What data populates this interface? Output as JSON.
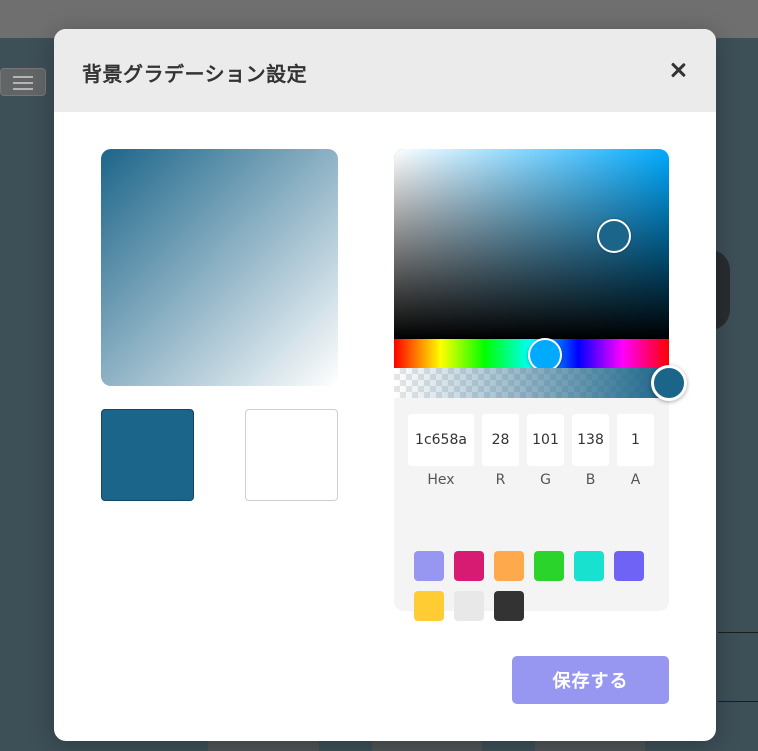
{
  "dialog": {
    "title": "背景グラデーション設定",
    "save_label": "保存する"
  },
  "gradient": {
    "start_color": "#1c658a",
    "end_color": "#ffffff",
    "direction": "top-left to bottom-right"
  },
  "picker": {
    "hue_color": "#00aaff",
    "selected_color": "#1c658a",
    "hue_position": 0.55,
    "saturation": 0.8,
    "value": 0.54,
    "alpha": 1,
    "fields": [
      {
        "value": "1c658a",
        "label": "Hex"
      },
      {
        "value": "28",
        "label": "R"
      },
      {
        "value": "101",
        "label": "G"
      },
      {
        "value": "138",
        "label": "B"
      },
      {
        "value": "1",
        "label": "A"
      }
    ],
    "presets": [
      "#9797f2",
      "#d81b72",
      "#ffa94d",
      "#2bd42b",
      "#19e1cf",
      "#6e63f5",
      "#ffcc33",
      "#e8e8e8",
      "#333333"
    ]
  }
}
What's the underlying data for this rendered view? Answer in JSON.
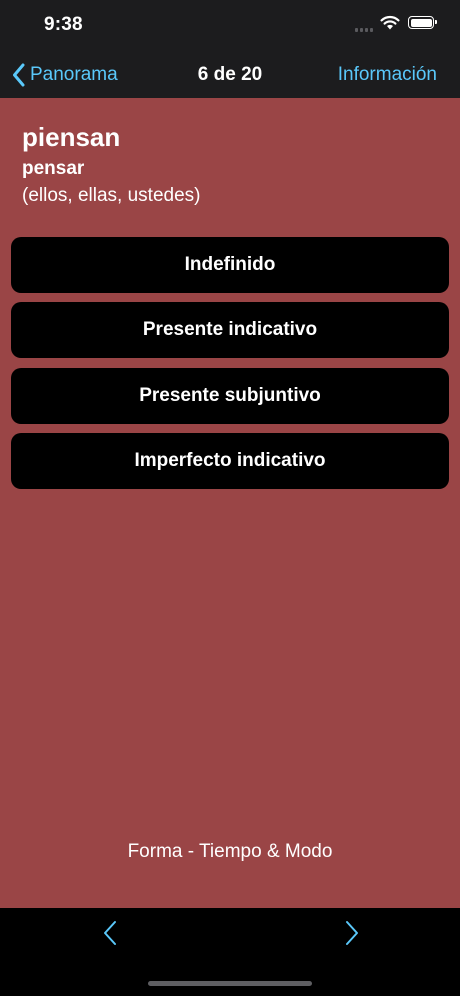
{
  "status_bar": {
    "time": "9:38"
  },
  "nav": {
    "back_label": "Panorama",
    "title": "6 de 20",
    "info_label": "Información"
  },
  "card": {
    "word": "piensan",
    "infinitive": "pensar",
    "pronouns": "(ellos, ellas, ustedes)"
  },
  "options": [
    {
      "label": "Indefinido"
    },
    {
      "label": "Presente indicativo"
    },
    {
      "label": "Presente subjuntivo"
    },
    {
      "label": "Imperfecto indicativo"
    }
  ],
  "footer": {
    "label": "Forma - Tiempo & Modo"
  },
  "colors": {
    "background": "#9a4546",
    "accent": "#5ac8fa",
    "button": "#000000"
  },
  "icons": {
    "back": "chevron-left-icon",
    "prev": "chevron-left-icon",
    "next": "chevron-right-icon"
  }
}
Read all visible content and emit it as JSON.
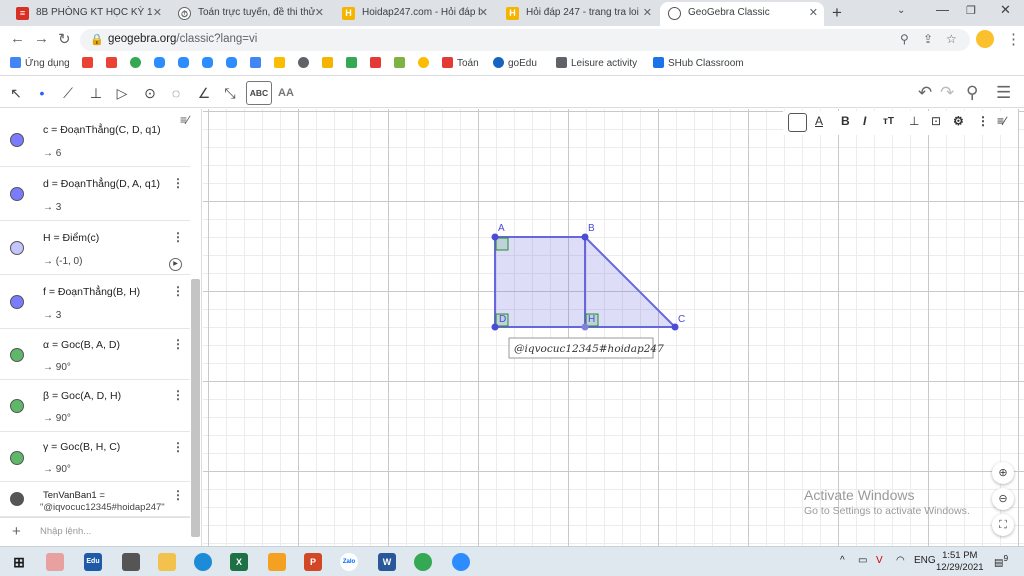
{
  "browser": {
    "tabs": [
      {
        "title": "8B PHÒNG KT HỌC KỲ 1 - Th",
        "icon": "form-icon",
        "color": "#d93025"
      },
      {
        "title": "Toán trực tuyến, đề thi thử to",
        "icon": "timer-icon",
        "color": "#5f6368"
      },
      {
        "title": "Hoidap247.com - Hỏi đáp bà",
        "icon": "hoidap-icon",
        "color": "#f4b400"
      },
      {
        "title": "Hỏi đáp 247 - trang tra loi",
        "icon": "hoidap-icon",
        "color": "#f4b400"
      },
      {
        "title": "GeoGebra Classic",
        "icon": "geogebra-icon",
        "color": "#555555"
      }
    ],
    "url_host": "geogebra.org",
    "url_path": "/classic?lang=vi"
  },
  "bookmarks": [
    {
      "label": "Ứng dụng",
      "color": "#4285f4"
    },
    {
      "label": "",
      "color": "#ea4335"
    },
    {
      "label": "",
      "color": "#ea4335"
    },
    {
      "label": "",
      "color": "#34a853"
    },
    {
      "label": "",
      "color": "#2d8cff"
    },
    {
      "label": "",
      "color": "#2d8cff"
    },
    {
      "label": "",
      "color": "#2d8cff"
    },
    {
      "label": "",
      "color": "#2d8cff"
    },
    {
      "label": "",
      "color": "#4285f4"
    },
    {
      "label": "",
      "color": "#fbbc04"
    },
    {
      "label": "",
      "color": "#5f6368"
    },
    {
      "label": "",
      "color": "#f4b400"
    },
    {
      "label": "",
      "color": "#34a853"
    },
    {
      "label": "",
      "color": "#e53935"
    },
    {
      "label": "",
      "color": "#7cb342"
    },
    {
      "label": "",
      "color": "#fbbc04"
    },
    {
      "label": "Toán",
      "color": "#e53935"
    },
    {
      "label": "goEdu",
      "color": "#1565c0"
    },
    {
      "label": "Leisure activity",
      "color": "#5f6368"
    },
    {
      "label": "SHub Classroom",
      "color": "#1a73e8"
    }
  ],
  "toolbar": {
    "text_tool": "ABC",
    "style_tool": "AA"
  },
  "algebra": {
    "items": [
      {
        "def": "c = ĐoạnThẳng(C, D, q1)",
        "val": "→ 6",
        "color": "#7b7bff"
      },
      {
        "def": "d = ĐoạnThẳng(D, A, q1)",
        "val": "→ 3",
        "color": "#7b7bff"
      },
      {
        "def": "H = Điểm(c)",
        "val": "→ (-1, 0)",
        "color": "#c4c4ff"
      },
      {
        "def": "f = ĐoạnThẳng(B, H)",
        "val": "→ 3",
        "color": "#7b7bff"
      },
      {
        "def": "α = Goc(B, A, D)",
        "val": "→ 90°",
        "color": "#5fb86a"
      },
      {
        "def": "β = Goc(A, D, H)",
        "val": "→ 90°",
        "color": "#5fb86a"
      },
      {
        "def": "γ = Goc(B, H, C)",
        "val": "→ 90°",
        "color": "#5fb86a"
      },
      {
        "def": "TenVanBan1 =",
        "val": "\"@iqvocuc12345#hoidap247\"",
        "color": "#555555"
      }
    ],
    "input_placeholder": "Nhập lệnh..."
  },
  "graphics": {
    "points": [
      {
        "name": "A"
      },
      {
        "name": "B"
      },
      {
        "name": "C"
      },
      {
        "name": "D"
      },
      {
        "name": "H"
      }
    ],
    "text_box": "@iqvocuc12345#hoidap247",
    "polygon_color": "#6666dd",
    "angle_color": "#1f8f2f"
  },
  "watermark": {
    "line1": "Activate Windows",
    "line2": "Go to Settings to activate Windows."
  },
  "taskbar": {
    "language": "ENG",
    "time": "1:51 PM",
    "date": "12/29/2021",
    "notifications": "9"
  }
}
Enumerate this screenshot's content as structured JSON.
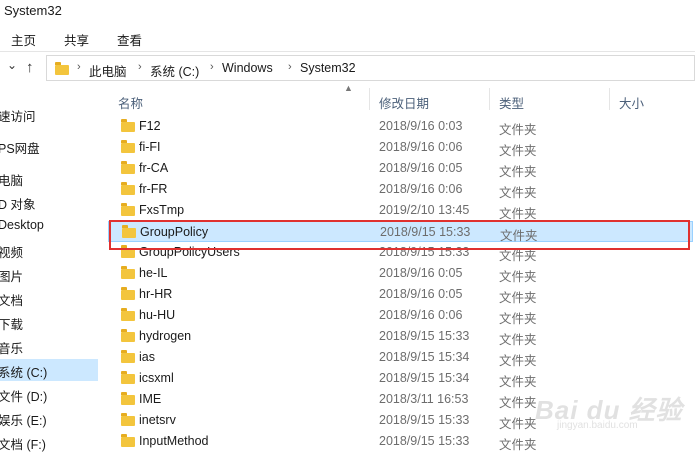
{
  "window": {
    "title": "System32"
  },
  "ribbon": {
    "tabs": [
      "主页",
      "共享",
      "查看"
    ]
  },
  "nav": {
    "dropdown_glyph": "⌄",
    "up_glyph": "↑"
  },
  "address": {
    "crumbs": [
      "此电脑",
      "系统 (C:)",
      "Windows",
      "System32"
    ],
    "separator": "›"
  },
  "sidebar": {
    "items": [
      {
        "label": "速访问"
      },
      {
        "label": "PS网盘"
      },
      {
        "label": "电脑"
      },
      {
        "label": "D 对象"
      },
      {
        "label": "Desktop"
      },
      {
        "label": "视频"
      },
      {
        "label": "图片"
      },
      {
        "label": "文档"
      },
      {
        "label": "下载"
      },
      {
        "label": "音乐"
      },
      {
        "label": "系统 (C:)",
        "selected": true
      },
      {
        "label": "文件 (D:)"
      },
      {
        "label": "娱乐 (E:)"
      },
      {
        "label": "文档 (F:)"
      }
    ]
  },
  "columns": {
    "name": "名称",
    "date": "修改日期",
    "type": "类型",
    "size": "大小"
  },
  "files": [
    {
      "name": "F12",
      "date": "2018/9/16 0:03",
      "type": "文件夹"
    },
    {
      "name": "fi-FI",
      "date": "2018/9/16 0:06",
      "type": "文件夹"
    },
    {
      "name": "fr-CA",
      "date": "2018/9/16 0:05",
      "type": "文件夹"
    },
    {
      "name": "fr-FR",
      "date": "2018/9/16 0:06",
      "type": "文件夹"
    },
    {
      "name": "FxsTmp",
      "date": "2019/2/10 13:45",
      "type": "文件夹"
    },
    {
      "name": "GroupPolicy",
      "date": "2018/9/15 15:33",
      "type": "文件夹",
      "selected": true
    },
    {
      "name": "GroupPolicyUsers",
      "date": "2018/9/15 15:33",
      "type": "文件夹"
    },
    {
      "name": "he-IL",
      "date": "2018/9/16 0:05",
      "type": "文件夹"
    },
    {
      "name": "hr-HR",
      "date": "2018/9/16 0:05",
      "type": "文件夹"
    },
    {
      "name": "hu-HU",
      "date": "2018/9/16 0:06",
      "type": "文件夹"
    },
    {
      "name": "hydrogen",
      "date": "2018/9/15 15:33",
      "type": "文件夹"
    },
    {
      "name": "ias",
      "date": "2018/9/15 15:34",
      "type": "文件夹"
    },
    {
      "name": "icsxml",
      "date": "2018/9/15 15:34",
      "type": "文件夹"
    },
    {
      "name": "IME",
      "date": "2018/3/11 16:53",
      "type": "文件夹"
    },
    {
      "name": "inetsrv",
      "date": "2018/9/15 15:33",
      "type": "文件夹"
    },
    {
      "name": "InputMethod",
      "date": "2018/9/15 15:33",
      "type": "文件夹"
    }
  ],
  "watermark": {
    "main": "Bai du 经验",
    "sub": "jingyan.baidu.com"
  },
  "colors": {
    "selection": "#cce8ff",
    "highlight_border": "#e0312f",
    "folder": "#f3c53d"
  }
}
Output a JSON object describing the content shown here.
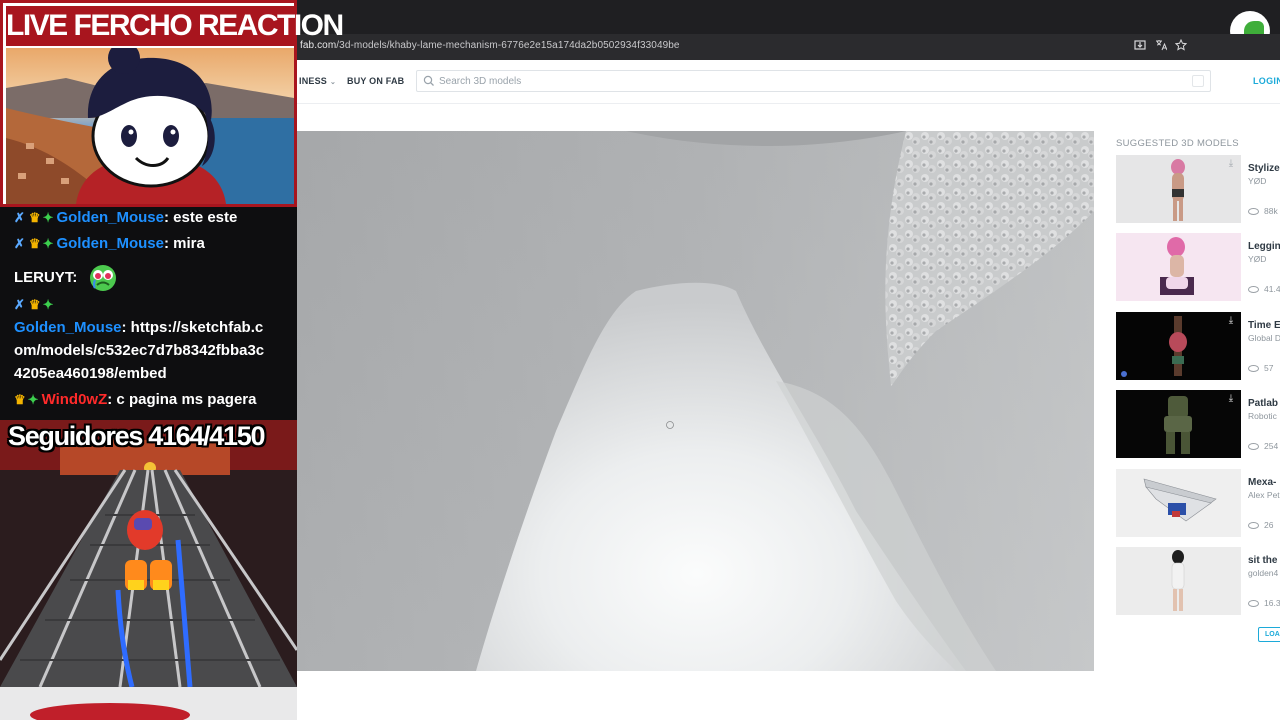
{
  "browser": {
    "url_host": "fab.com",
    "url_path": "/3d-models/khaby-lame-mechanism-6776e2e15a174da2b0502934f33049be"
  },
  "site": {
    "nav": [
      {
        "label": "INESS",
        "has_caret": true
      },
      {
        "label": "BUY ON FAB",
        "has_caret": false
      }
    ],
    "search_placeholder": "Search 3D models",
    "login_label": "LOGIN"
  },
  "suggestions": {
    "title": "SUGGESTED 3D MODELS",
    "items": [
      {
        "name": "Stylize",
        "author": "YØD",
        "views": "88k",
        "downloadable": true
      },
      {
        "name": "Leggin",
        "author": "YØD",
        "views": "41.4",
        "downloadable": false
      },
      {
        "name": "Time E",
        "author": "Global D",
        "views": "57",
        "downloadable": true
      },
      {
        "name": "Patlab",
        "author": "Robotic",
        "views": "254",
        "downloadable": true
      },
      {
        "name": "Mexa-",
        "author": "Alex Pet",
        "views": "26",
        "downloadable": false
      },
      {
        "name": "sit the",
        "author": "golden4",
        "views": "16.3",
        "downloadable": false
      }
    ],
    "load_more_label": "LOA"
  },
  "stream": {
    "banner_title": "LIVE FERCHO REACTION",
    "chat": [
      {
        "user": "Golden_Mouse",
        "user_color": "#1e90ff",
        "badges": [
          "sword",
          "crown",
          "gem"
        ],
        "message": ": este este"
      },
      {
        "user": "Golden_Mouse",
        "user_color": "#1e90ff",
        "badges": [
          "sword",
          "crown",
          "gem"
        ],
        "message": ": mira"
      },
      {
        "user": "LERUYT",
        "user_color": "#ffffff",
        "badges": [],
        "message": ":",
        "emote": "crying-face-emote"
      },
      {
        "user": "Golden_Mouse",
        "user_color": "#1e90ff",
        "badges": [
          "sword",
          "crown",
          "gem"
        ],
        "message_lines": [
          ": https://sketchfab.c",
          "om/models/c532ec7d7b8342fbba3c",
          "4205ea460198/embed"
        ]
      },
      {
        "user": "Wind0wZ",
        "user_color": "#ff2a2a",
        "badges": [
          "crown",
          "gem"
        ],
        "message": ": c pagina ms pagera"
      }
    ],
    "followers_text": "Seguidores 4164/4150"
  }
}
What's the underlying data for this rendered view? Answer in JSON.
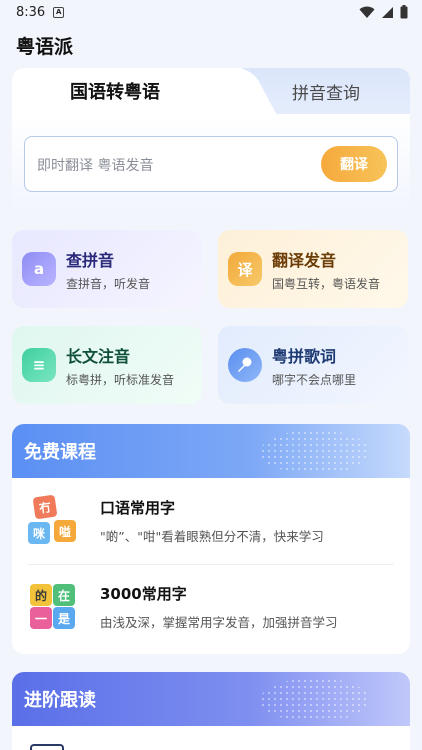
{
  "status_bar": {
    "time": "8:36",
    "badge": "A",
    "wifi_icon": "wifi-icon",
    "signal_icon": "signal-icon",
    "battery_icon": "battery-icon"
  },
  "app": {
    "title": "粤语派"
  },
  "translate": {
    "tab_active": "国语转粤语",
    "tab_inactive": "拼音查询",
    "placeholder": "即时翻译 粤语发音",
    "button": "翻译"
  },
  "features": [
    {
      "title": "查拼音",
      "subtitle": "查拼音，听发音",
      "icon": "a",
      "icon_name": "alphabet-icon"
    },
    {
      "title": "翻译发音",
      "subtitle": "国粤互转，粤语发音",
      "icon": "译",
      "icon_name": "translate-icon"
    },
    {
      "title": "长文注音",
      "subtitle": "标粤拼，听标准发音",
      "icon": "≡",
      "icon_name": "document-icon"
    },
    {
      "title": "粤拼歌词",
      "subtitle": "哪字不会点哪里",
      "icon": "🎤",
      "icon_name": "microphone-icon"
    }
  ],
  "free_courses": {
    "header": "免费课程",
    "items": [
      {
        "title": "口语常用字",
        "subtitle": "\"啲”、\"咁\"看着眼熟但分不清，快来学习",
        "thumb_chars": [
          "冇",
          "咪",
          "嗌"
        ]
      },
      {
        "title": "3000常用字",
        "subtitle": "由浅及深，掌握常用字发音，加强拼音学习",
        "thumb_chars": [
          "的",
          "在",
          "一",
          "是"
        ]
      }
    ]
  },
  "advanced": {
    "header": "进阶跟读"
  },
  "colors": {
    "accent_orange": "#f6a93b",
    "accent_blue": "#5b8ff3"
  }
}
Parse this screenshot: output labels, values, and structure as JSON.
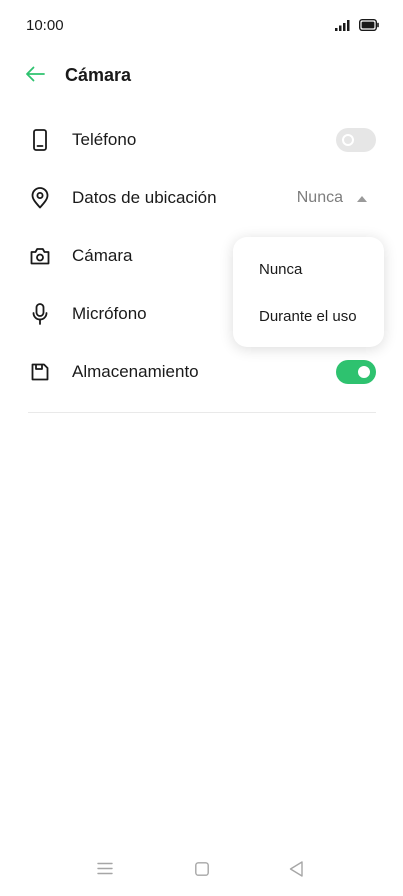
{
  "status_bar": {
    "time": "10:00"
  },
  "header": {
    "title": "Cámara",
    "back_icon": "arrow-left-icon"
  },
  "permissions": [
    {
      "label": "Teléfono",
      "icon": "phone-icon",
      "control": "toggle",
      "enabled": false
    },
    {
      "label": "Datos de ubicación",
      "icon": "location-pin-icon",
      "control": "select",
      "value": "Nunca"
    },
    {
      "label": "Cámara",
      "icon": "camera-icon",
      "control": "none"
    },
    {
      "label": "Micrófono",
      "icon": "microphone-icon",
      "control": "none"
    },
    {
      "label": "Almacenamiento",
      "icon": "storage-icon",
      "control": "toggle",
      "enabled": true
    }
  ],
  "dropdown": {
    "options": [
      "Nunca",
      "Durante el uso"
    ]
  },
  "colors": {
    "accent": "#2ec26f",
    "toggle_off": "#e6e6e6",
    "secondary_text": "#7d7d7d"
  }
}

**Given instruction**
Your answer should be a single number: the count of lines in the data that include the word "author".

**Output below**
6